Exercise requirements:
Identify each line containing the word "days" and copy it.

------------------------------------------------------------------------

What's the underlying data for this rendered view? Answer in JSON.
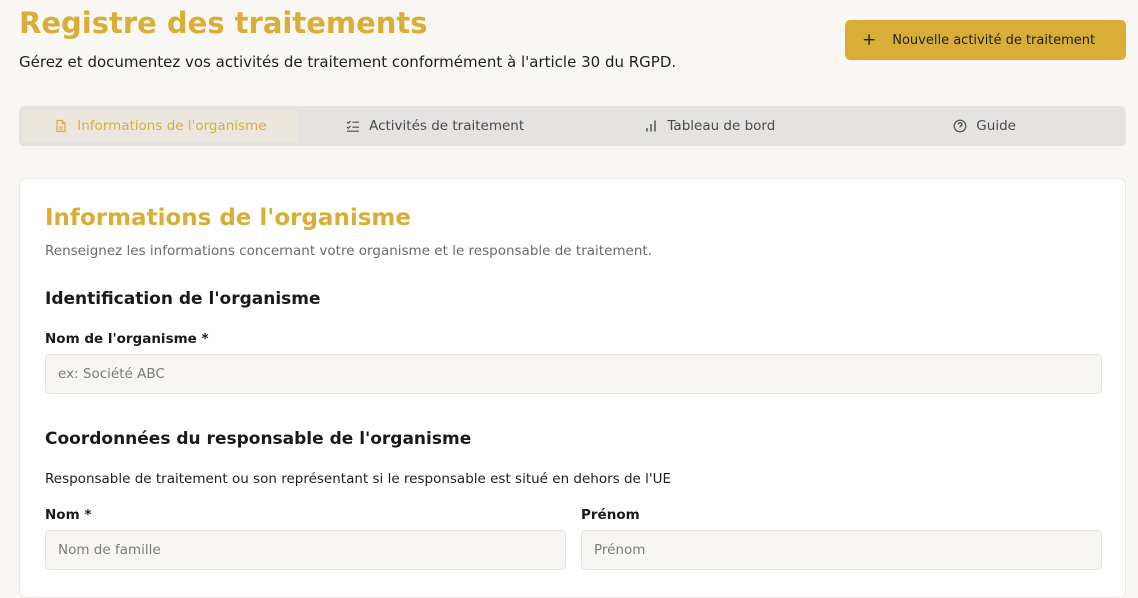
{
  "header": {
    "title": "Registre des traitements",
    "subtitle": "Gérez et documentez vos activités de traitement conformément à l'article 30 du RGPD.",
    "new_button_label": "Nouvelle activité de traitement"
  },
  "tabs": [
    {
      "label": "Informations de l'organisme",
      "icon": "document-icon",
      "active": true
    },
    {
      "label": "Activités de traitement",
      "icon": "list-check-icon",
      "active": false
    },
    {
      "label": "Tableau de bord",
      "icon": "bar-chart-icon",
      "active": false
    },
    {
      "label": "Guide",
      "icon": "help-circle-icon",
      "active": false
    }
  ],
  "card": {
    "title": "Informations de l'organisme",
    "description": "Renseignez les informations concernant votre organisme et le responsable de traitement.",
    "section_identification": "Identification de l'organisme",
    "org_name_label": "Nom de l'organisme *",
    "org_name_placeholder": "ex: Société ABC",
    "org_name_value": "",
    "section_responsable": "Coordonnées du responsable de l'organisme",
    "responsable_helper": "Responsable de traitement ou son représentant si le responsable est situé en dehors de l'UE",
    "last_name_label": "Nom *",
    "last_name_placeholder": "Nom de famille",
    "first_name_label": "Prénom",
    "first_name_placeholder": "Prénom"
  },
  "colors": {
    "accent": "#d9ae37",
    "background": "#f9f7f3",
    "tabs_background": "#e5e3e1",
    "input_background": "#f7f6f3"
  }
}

------------------------------------------------------------------------

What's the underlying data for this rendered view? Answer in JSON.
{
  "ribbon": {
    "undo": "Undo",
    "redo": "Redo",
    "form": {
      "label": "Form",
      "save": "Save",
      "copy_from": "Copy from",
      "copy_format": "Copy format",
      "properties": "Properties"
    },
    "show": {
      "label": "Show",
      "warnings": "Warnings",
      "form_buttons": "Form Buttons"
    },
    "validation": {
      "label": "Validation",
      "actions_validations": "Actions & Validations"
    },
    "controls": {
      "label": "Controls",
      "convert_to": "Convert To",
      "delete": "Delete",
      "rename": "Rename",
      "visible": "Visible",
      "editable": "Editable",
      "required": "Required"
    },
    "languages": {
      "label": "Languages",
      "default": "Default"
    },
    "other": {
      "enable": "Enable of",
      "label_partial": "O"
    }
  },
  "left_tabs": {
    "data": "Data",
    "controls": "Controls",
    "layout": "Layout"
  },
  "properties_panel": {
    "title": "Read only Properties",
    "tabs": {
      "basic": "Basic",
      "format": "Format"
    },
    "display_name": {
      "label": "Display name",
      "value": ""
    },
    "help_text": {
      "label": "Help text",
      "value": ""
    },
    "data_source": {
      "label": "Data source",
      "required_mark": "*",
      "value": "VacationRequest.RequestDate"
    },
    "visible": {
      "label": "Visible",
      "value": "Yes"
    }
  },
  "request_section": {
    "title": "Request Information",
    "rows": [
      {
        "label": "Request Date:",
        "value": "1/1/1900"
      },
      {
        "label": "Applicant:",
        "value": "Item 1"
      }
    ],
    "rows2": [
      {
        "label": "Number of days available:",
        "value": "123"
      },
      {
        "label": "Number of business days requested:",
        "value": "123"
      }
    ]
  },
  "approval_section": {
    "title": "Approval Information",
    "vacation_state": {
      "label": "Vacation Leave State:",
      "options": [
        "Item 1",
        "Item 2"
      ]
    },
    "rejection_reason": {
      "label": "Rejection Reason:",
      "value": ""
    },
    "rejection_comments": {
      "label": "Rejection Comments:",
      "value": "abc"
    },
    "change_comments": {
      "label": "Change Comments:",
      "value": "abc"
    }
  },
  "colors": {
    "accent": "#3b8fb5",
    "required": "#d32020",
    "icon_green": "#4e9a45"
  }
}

------------------------------------------------------------------------

Worked answer:
        "label": "Number of days available:",
        "label": "Number of business days requested:",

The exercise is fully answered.